* [Goal]
All entries must be extracted exactly, with nothing added or dropped.

* [Stored records]
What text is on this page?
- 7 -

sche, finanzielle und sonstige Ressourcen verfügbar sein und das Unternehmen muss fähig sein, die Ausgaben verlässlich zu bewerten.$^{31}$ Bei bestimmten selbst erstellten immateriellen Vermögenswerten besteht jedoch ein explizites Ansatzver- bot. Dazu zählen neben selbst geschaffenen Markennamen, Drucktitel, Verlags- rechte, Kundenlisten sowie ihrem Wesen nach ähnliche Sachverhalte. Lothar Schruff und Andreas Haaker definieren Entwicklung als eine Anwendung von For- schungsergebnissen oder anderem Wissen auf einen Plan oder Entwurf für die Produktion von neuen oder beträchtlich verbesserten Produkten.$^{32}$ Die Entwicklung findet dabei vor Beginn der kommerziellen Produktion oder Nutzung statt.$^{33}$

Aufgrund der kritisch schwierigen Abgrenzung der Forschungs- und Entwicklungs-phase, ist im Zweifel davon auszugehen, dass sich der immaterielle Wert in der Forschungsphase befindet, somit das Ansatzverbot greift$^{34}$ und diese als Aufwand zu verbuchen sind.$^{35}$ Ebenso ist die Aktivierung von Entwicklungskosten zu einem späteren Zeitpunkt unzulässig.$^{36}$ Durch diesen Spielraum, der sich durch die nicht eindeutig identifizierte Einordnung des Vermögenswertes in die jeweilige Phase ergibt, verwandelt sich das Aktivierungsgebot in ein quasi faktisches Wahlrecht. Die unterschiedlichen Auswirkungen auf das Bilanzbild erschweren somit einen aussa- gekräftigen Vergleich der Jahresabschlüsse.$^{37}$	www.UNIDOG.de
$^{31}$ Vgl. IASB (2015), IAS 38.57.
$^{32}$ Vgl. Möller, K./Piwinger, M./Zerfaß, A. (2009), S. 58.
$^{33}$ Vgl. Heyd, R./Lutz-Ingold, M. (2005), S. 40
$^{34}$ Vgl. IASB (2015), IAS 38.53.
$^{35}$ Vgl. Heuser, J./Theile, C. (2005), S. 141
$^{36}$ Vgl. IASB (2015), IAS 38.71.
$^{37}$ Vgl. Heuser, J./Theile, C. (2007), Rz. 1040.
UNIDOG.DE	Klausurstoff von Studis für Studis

* [Exercise answer]
What text is on this page?
- 7 -

sche, finanzielle und sonstige Ressourcen verfügbar sein und das Unternehmen muss fähig sein, die Ausgaben verlässlich zu bewerten.$^{31}$ Bei bestimmten selbst erstellten immateriellen Vermögenswerten besteht jedoch ein explizites Ansatzver- bot. Dazu zählen neben selbst geschaffenen Markennamen, Drucktitel, Verlags- rechte, Kundenlisten sowie ihrem Wesen nach ähnliche Sachverhalte. Lothar Schruff und Andreas Haaker definieren Entwicklung als eine Anwendung von For- schungsergebnissen oder anderem Wissen auf einen Plan oder Entwurf für die Produktion von neuen oder beträchtlich verbesserten Produkten.$^{32}$ Die Entwicklung findet dabei vor Beginn der kommerziellen Produktion oder Nutzung statt.$^{33}$

Aufgrund der kritisch schwierigen Abgrenzung der Forschungs- und Entwicklungs-phase, ist im Zweifel davon auszugehen, dass sich der immaterielle Wert in der Forschungsphase befindet, somit das Ansatzverbot greift$^{34}$ und diese als Aufwand zu verbuchen sind.$^{35}$ Ebenso ist die Aktivierung von Entwicklungskosten zu einem späteren Zeitpunkt unzulässig.$^{36}$ Durch diesen Spielraum, der sich durch die nicht eindeutig identifizierte Einordnung des Vermögenswertes in die jeweilige Phase ergibt, verwandelt sich das Aktivierungsgebot in ein quasi faktisches Wahlrecht. Die unterschiedlichen Auswirkungen auf das Bilanzbild erschweren somit einen aussa- gekräftigen Vergleich der Jahresabschlüsse.$^{37}$	www.UNIDOG.de
$^{31}$ Vgl. IASB (2015), IAS 38.57.
$^{32}$ Vgl. Möller, K./Piwinger, M./Zerfaß, A. (2009), S. 58.
$^{33}$ Vgl. Heyd, R./Lutz-Ingold, M. (2005), S. 40
$^{34}$ Vgl. IASB (2015), IAS 38.53.
$^{35}$ Vgl. Heuser, J./Theile, C. (2005), S. 141
$^{36}$ Vgl. IASB (2015), IAS 38.71.
$^{37}$ Vgl. Heuser, J./Theile, C. (2007), Rz. 1040.
UNIDOG.DE	Klausurstoff von Studis für Studis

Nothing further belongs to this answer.